• **What you should do**:
Images are excluded; otherwise, output every record exactly.

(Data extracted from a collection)

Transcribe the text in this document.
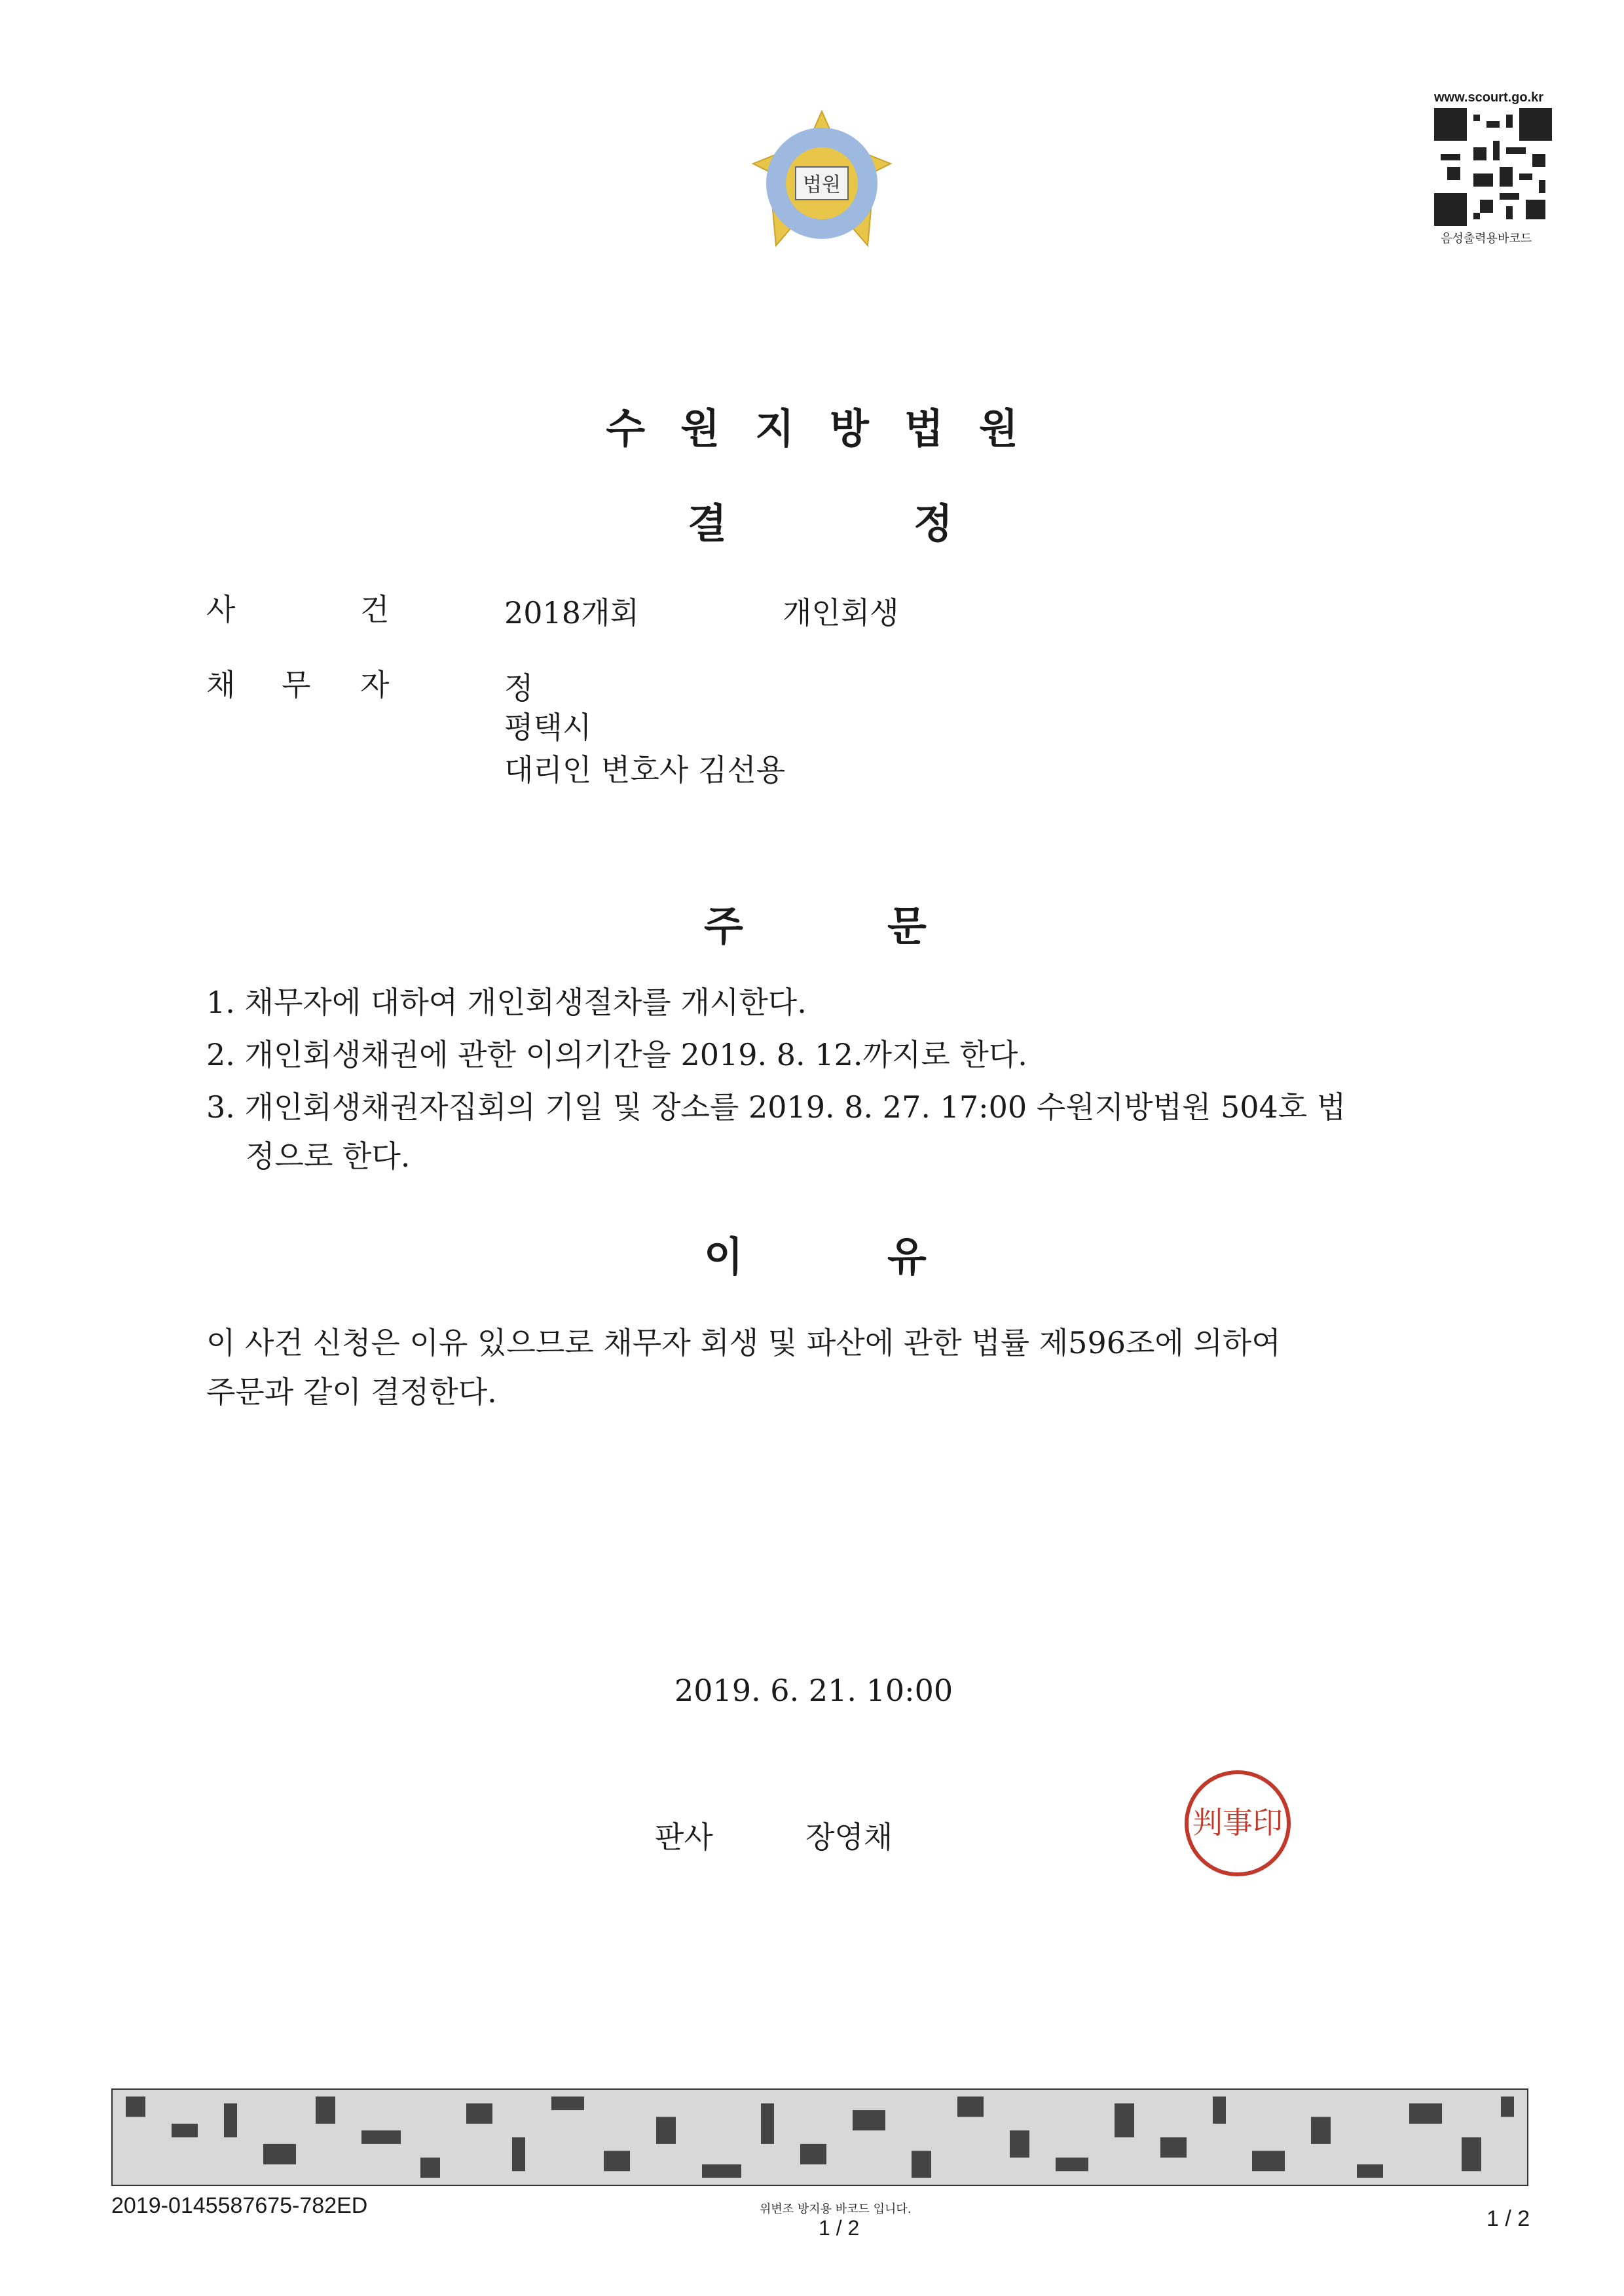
법원
www.scourt.go.kr
음성출력용바코드
수 원 지 방 법 원
결	정
사	건	2018개회	개인회생
채 무 자	정
평택시
대리인 변호사 김선용
주	문
1. 채무자에 대하여 개인회생절차를 개시한다.
2. 개인회생채권에 관한 이의기간을 2019. 8. 12.까지로 한다.
3. 개인회생채권자집회의 기일 및 장소를 2019. 8. 27. 17:00 수원지방법원 504호 법
정으로 한다.
이	유
이 사건 신청은 이유 있으므로 채무자 회생 및 파산에 관한 법률 제596조에 의하여
주문과 같이 결정한다.
2019. 6. 21. 10:00
판사	장영채	判事印
2019-0145587675-782ED	위변조 방지용 바코드 입니다.
1 / 2	1 / 2
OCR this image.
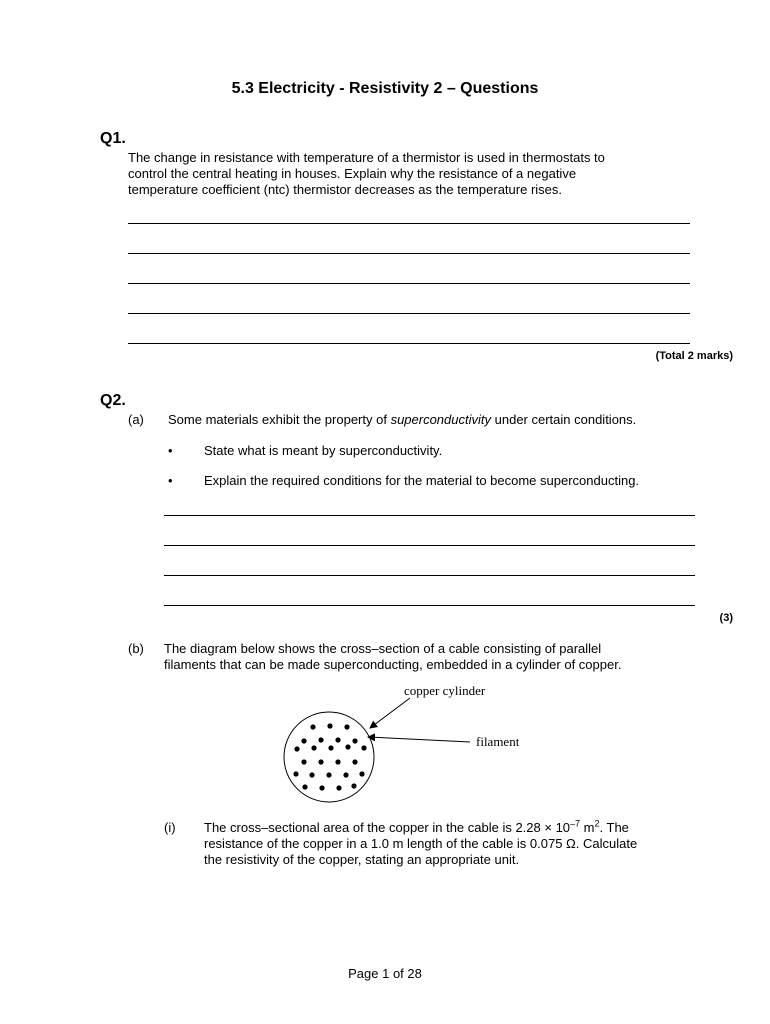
5.3 Electricity - Resistivity 2 – Questions
Q1.
The change in resistance with temperature of a thermistor is used in thermostats to
control the central heating in houses. Explain why the resistance of a negative
temperature coefficient (ntc) thermistor decreases as the temperature rises.
(Total 2 marks)
Q2.
(a) Some materials exhibit the property of superconductivity under certain conditions.
• State what is meant by superconductivity.
• Explain the required conditions for the material to become superconducting.
(3)
(b) The diagram below shows the cross–section of a cable consisting of parallel
filaments that can be made superconducting, embedded in a cylinder of copper.
copper cylinder
filament
(i) The cross–sectional area of the copper in the cable is $2.28 \times 10^{-7}$ $m^2$. The
resistance of the copper in a 1.0 m length of the cable is 0.075 Ω. Calculate
the resistivity of the copper, stating an appropriate unit.
Page 1 of 28
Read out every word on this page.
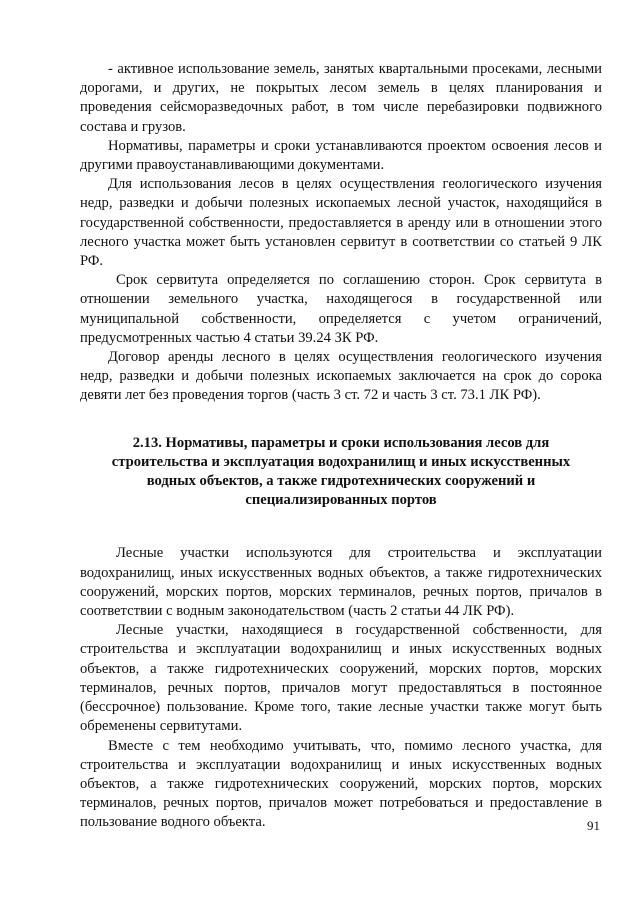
- активное использование земель, занятых квартальными просеками, лесными дорогами, и других, не покрытых лесом земель в целях планирования и проведения сейсморазведочных работ, в том числе перебазировки подвижного состава и грузов.

Нормативы, параметры и сроки устанавливаются проектом освоения лесов и другими правоустанавливающими документами.

Для использования лесов в целях осуществления геологического изучения недр, разведки и добычи полезных ископаемых лесной участок, находящийся в государственной собственности, предоставляется в аренду или в отношении этого лесного участка может быть установлен сервитут в соответствии со статьей 9 ЛК РФ.

Срок сервитута определяется по соглашению сторон. Срок сервитута в отношении земельного участка, находящегося в государственной или муниципальной собственности, определяется с учетом ограничений, предусмотренных частью 4 статьи 39.24 ЗК РФ.

Договор аренды лесного в целях осуществления геологического изучения недр, разведки и добычи полезных ископаемых заключается на срок до сорока девяти лет без проведения торгов (часть 3 ст. 72 и часть 3 ст. 73.1 ЛК РФ).

2.13. Нормативы, параметры и сроки использования лесов для строительства и эксплуатация водохранилищ и иных искусственных водных объектов, а также гидротехнических сооружений и специализированных портов

Лесные участки используются для строительства и эксплуатации водохранилищ, иных искусственных водных объектов, а также гидротехнических сооружений, морских портов, морских терминалов, речных портов, причалов в соответствии с водным законодательством (часть 2 статьи 44 ЛК РФ).

Лесные участки, находящиеся в государственной собственности, для строительства и эксплуатации водохранилищ и иных искусственных водных объектов, а также гидротехнических сооружений, морских портов, морских терминалов, речных портов, причалов могут предоставляться в постоянное (бессрочное) пользование. Кроме того, такие лесные участки также могут быть обременены сервитутами.

Вместе с тем необходимо учитывать, что, помимо лесного участка, для строительства и эксплуатации водохранилищ и иных искусственных водных объектов, а также гидротехнических сооружений, морских портов, морских терминалов, речных портов, причалов может потребоваться и предоставление в пользование водного объекта.	91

• **Result**:
Transcribe the text in this document.
법원
www.scourt.go.kr
음성출력용바코드
수 원 지 방 법 원
결	정
사	건	2018개회	개인회생
채 무 자	정
평택시
대리인 변호사 김선용
주	문
1. 채무자에 대하여 개인회생절차를 개시한다.
2. 개인회생채권에 관한 이의기간을 2019. 8. 12.까지로 한다.
3. 개인회생채권자집회의 기일 및 장소를 2019. 8. 27. 17:00 수원지방법원 504호 법
정으로 한다.
이	유
이 사건 신청은 이유 있으므로 채무자 회생 및 파산에 관한 법률 제596조에 의하여
주문과 같이 결정한다.
2019. 6. 21. 10:00
판사	장영채	判事印
2019-0145587675-782ED	위변조 방지용 바코드 입니다.
1 / 2	1 / 2
OCR this image.
5.3 Electricity - Resistivity 2 – Questions
Q1.
The change in resistance with temperature of a thermistor is used in thermostats to
control the central heating in houses. Explain why the resistance of a negative
temperature coefficient (ntc) thermistor decreases as the temperature rises.
(Total 2 marks)
Q2.
(a) Some materials exhibit the property of superconductivity under certain conditions.
• State what is meant by superconductivity.
• Explain the required conditions for the material to become superconducting.
(3)
(b) The diagram below shows the cross–section of a cable consisting of parallel
filaments that can be made superconducting, embedded in a cylinder of copper.
copper cylinder
filament
(i) The cross–sectional area of the copper in the cable is $2.28 \times 10^{-7}$ $m^2$. The
resistance of the copper in a 1.0 m length of the cable is 0.075 Ω. Calculate
the resistivity of the copper, stating an appropriate unit.
Page 1 of 28
Read out every word on this page.
- активное использование земель, занятых квартальными просеками, лесными дорогами, и других, не покрытых лесом земель в целях планирования и проведения сейсморазведочных работ, в том числе перебазировки подвижного состава и грузов.

Нормативы, параметры и сроки устанавливаются проектом освоения лесов и другими правоустанавливающими документами.

Для использования лесов в целях осуществления геологического изучения недр, разведки и добычи полезных ископаемых лесной участок, находящийся в государственной собственности, предоставляется в аренду или в отношении этого лесного участка может быть установлен сервитут в соответствии со статьей 9 ЛК РФ.

Срок сервитута определяется по соглашению сторон. Срок сервитута в отношении земельного участка, находящегося в государственной или муниципальной собственности, определяется с учетом ограничений, предусмотренных частью 4 статьи 39.24 ЗК РФ.

Договор аренды лесного в целях осуществления геологического изучения недр, разведки и добычи полезных ископаемых заключается на срок до сорока девяти лет без проведения торгов (часть 3 ст. 72 и часть 3 ст. 73.1 ЛК РФ).

2.13. Нормативы, параметры и сроки использования лесов для строительства и эксплуатация водохранилищ и иных искусственных водных объектов, а также гидротехнических сооружений и специализированных портов

Лесные участки используются для строительства и эксплуатации водохранилищ, иных искусственных водных объектов, а также гидротехнических сооружений, морских портов, морских терминалов, речных портов, причалов в соответствии с водным законодательством (часть 2 статьи 44 ЛК РФ).

Лесные участки, находящиеся в государственной собственности, для строительства и эксплуатации водохранилищ и иных искусственных водных объектов, а также гидротехнических сооружений, морских портов, морских терминалов, речных портов, причалов могут предоставляться в постоянное (бессрочное) пользование. Кроме того, такие лесные участки также могут быть обременены сервитутами.

Вместе с тем необходимо учитывать, что, помимо лесного участка, для строительства и эксплуатации водохранилищ и иных искусственных водных объектов, а также гидротехнических сооружений, морских портов, морских терминалов, речных портов, причалов может потребоваться и предоставление в пользование водного объекта.	91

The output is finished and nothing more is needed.